**Instructions to follow**. Copy out every line of the listing below word for word, without any changes.

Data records
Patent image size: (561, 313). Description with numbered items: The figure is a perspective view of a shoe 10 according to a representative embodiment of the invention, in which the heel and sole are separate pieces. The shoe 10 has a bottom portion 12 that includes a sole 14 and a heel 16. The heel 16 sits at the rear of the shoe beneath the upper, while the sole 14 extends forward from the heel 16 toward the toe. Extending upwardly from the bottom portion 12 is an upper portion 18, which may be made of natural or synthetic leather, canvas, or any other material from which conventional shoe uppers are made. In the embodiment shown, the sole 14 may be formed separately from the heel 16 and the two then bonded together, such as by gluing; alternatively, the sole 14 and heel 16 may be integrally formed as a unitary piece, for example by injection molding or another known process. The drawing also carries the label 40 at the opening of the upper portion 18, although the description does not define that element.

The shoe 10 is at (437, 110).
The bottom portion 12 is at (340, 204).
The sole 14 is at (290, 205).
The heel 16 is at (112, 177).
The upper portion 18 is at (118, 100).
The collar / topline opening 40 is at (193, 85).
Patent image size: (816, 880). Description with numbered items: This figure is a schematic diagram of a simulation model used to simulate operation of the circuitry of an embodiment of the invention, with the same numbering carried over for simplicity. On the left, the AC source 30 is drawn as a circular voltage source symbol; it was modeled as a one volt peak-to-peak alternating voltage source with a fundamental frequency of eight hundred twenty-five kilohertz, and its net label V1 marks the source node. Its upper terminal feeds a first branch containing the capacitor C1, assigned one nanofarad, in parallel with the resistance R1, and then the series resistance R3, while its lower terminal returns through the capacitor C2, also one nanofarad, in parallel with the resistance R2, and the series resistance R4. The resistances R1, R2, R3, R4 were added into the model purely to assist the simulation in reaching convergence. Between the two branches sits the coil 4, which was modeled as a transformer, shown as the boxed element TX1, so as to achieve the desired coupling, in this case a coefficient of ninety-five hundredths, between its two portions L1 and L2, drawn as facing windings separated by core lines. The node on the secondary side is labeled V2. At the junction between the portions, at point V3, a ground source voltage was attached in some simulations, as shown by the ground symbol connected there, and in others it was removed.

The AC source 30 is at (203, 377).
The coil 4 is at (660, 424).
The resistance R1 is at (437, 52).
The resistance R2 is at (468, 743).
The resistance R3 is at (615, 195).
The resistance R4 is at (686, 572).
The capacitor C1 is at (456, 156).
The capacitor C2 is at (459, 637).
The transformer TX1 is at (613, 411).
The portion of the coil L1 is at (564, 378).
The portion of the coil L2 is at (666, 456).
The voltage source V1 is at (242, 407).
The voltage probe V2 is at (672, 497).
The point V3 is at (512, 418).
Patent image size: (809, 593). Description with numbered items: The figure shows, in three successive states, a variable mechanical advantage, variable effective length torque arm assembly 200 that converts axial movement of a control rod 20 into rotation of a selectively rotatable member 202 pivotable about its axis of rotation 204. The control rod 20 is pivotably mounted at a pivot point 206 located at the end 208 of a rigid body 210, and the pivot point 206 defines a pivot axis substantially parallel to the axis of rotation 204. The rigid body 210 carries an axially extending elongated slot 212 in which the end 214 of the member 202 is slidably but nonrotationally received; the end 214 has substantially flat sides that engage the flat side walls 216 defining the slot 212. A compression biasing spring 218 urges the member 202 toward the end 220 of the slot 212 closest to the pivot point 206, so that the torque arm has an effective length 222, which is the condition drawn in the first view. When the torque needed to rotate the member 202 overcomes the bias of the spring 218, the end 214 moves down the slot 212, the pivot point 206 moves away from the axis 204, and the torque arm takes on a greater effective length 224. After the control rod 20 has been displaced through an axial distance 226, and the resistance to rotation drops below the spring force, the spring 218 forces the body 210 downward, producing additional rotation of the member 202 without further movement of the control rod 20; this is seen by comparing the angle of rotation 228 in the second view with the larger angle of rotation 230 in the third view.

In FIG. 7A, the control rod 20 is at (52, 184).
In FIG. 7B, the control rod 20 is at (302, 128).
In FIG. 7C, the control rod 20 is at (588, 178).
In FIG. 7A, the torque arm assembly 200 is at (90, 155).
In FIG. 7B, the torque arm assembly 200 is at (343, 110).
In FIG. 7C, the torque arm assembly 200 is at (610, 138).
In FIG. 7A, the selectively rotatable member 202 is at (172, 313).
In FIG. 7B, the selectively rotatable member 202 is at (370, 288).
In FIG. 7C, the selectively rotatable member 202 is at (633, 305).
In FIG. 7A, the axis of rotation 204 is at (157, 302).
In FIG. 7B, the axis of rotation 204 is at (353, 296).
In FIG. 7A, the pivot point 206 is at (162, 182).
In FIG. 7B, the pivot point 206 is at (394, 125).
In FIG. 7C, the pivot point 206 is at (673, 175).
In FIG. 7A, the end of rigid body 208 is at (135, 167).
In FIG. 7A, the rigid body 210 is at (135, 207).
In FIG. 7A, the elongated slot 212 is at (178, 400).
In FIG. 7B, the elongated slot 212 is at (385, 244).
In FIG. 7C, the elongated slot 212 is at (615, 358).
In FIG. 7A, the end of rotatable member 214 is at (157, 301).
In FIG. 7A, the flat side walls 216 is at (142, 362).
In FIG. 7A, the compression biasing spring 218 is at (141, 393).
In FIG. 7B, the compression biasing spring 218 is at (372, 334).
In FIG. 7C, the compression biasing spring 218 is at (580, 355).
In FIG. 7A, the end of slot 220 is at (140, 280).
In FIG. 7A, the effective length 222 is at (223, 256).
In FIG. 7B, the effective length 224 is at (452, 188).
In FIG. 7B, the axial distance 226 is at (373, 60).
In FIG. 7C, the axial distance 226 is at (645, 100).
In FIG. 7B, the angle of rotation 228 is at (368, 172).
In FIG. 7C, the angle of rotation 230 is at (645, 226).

**Reply**.
Patent image size: (561, 313). Description with numbered items: The figure is a perspective view of a shoe 10 according to a representative embodiment of the invention, in which the heel and sole are separate pieces. The shoe 10 has a bottom portion 12 that includes a sole 14 and a heel 16. The heel 16 sits at the rear of the shoe beneath the upper, while the sole 14 extends forward from the heel 16 toward the toe. Extending upwardly from the bottom portion 12 is an upper portion 18, which may be made of natural or synthetic leather, canvas, or any other material from which conventional shoe uppers are made. In the embodiment shown, the sole 14 may be formed separately from the heel 16 and the two then bonded together, such as by gluing; alternatively, the sole 14 and heel 16 may be integrally formed as a unitary piece, for example by injection molding or another known process. The drawing also carries the label 40 at the opening of the upper portion 18, although the description does not define that element.

The shoe 10 is at (437, 110).
The bottom portion 12 is at (340, 204).
The sole 14 is at (290, 205).
The heel 16 is at (112, 177).
The upper portion 18 is at (118, 100).
The collar / topline opening 40 is at (193, 85).
Patent image size: (816, 880). Description with numbered items: This figure is a schematic diagram of a simulation model used to simulate operation of the circuitry of an embodiment of the invention, with the same numbering carried over for simplicity. On the left, the AC source 30 is drawn as a circular voltage source symbol; it was modeled as a one volt peak-to-peak alternating voltage source with a fundamental frequency of eight hundred twenty-five kilohertz, and its net label V1 marks the source node. Its upper terminal feeds a first branch containing the capacitor C1, assigned one nanofarad, in parallel with the resistance R1, and then the series resistance R3, while its lower terminal returns through the capacitor C2, also one nanofarad, in parallel with the resistance R2, and the series resistance R4. The resistances R1, R2, R3, R4 were added into the model purely to assist the simulation in reaching convergence. Between the two branches sits the coil 4, which was modeled as a transformer, shown as the boxed element TX1, so as to achieve the desired coupling, in this case a coefficient of ninety-five hundredths, between its two portions L1 and L2, drawn as facing windings separated by core lines. The node on the secondary side is labeled V2. At the junction between the portions, at point V3, a ground source voltage was attached in some simulations, as shown by the ground symbol connected there, and in others it was removed.

The AC source 30 is at (203, 377).
The coil 4 is at (660, 424).
The resistance R1 is at (437, 52).
The resistance R2 is at (468, 743).
The resistance R3 is at (615, 195).
The resistance R4 is at (686, 572).
The capacitor C1 is at (456, 156).
The capacitor C2 is at (459, 637).
The transformer TX1 is at (613, 411).
The portion of the coil L1 is at (564, 378).
The portion of the coil L2 is at (666, 456).
The voltage source V1 is at (242, 407).
The voltage probe V2 is at (672, 497).
The point V3 is at (512, 418).
Patent image size: (809, 593). Description with numbered items: The figure shows, in three successive states, a variable mechanical advantage, variable effective length torque arm assembly 200 that converts axial movement of a control rod 20 into rotation of a selectively rotatable member 202 pivotable about its axis of rotation 204. The control rod 20 is pivotably mounted at a pivot point 206 located at the end 208 of a rigid body 210, and the pivot point 206 defines a pivot axis substantially parallel to the axis of rotation 204. The rigid body 210 carries an axially extending elongated slot 212 in which the end 214 of the member 202 is slidably but nonrotationally received; the end 214 has substantially flat sides that engage the flat side walls 216 defining the slot 212. A compression biasing spring 218 urges the member 202 toward the end 220 of the slot 212 closest to the pivot point 206, so that the torque arm has an effective length 222, which is the condition drawn in the first view. When the torque needed to rotate the member 202 overcomes the bias of the spring 218, the end 214 moves down the slot 212, the pivot point 206 moves away from the axis 204, and the torque arm takes on a greater effective length 224. After the control rod 20 has been displaced through an axial distance 226, and the resistance to rotation drops below the spring force, the spring 218 forces the body 210 downward, producing additional rotation of the member 202 without further movement of the control rod 20; this is seen by comparing the angle of rotation 228 in the second view with the larger angle of rotation 230 in the third view.

In FIG. 7A, the control rod 20 is at (52, 184).
In FIG. 7B, the control rod 20 is at (302, 128).
In FIG. 7C, the control rod 20 is at (588, 178).
In FIG. 7A, the torque arm assembly 200 is at (90, 155).
In FIG. 7B, the torque arm assembly 200 is at (343, 110).
In FIG. 7C, the torque arm assembly 200 is at (610, 138).
In FIG. 7A, the selectively rotatable member 202 is at (172, 313).
In FIG. 7B, the selectively rotatable member 202 is at (370, 288).
In FIG. 7C, the selectively rotatable member 202 is at (633, 305).
In FIG. 7A, the axis of rotation 204 is at (157, 302).
In FIG. 7B, the axis of rotation 204 is at (353, 296).
In FIG. 7A, the pivot point 206 is at (162, 182).
In FIG. 7B, the pivot point 206 is at (394, 125).
In FIG. 7C, the pivot point 206 is at (673, 175).
In FIG. 7A, the end of rigid body 208 is at (135, 167).
In FIG. 7A, the rigid body 210 is at (135, 207).
In FIG. 7A, the elongated slot 212 is at (178, 400).
In FIG. 7B, the elongated slot 212 is at (385, 244).
In FIG. 7C, the elongated slot 212 is at (615, 358).
In FIG. 7A, the end of rotatable member 214 is at (157, 301).
In FIG. 7A, the flat side walls 216 is at (142, 362).
In FIG. 7A, the compression biasing spring 218 is at (141, 393).
In FIG. 7B, the compression biasing spring 218 is at (372, 334).
In FIG. 7C, the compression biasing spring 218 is at (580, 355).
In FIG. 7A, the end of slot 220 is at (140, 280).
In FIG. 7A, the effective length 222 is at (223, 256).
In FIG. 7B, the effective length 224 is at (452, 188).
In FIG. 7B, the axial distance 226 is at (373, 60).
In FIG. 7C, the axial distance 226 is at (645, 100).
In FIG. 7B, the angle of rotation 228 is at (368, 172).
In FIG. 7C, the angle of rotation 230 is at (645, 226).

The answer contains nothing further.